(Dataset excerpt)
========

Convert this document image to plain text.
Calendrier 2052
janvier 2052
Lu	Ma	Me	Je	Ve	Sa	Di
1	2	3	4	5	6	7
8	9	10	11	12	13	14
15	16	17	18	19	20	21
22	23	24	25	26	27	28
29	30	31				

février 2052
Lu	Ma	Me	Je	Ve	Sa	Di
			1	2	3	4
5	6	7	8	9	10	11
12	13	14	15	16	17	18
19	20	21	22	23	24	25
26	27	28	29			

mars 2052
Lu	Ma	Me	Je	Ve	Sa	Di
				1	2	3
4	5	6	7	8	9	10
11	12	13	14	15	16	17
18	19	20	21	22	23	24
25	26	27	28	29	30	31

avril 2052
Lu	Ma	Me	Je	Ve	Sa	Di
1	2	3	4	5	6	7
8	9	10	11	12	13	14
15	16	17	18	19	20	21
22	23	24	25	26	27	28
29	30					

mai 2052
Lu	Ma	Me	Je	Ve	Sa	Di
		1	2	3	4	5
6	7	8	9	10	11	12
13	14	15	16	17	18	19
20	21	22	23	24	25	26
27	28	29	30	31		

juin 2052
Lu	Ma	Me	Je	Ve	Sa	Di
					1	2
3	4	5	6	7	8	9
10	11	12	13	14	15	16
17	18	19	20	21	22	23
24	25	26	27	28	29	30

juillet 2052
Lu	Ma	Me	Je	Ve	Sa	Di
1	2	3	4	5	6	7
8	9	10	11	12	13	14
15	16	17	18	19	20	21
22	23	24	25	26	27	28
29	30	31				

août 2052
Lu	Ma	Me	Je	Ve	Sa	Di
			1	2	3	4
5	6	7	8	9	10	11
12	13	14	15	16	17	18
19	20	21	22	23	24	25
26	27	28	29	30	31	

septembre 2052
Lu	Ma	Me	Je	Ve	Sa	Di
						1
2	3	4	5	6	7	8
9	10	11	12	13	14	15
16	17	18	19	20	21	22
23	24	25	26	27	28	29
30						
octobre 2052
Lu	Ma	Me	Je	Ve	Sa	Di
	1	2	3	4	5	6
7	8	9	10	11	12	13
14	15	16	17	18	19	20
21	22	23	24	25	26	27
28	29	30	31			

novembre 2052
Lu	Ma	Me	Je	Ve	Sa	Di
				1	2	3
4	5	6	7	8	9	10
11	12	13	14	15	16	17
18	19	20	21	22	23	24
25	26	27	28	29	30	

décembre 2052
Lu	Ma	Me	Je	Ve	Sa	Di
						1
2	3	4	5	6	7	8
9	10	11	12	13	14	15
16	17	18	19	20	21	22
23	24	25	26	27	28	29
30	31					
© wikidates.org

========

Task goal: Everything in the listing above should be restated exactly.

Solution to the problem:
Convert this document image to plain text.
Calendrier 2052
janvier 2052
Lu	Ma	Me	Je	Ve	Sa	Di
1	2	3	4	5	6	7
8	9	10	11	12	13	14
15	16	17	18	19	20	21
22	23	24	25	26	27	28
29	30	31				

février 2052
Lu	Ma	Me	Je	Ve	Sa	Di
			1	2	3	4
5	6	7	8	9	10	11
12	13	14	15	16	17	18
19	20	21	22	23	24	25
26	27	28	29			

mars 2052
Lu	Ma	Me	Je	Ve	Sa	Di
				1	2	3
4	5	6	7	8	9	10
11	12	13	14	15	16	17
18	19	20	21	22	23	24
25	26	27	28	29	30	31

avril 2052
Lu	Ma	Me	Je	Ve	Sa	Di
1	2	3	4	5	6	7
8	9	10	11	12	13	14
15	16	17	18	19	20	21
22	23	24	25	26	27	28
29	30					

mai 2052
Lu	Ma	Me	Je	Ve	Sa	Di
		1	2	3	4	5
6	7	8	9	10	11	12
13	14	15	16	17	18	19
20	21	22	23	24	25	26
27	28	29	30	31		

juin 2052
Lu	Ma	Me	Je	Ve	Sa	Di
					1	2
3	4	5	6	7	8	9
10	11	12	13	14	15	16
17	18	19	20	21	22	23
24	25	26	27	28	29	30

juillet 2052
Lu	Ma	Me	Je	Ve	Sa	Di
1	2	3	4	5	6	7
8	9	10	11	12	13	14
15	16	17	18	19	20	21
22	23	24	25	26	27	28
29	30	31				

août 2052
Lu	Ma	Me	Je	Ve	Sa	Di
			1	2	3	4
5	6	7	8	9	10	11
12	13	14	15	16	17	18
19	20	21	22	23	24	25
26	27	28	29	30	31	

septembre 2052
Lu	Ma	Me	Je	Ve	Sa	Di
						1
2	3	4	5	6	7	8
9	10	11	12	13	14	15
16	17	18	19	20	21	22
23	24	25	26	27	28	29
30						
octobre 2052
Lu	Ma	Me	Je	Ve	Sa	Di
	1	2	3	4	5	6
7	8	9	10	11	12	13
14	15	16	17	18	19	20
21	22	23	24	25	26	27
28	29	30	31			

novembre 2052
Lu	Ma	Me	Je	Ve	Sa	Di
				1	2	3
4	5	6	7	8	9	10
11	12	13	14	15	16	17
18	19	20	21	22	23	24
25	26	27	28	29	30	

décembre 2052
Lu	Ma	Me	Je	Ve	Sa	Di
						1
2	3	4	5	6	7	8
9	10	11	12	13	14	15
16	17	18	19	20	21	22
23	24	25	26	27	28	29
30	31					
© wikidates.org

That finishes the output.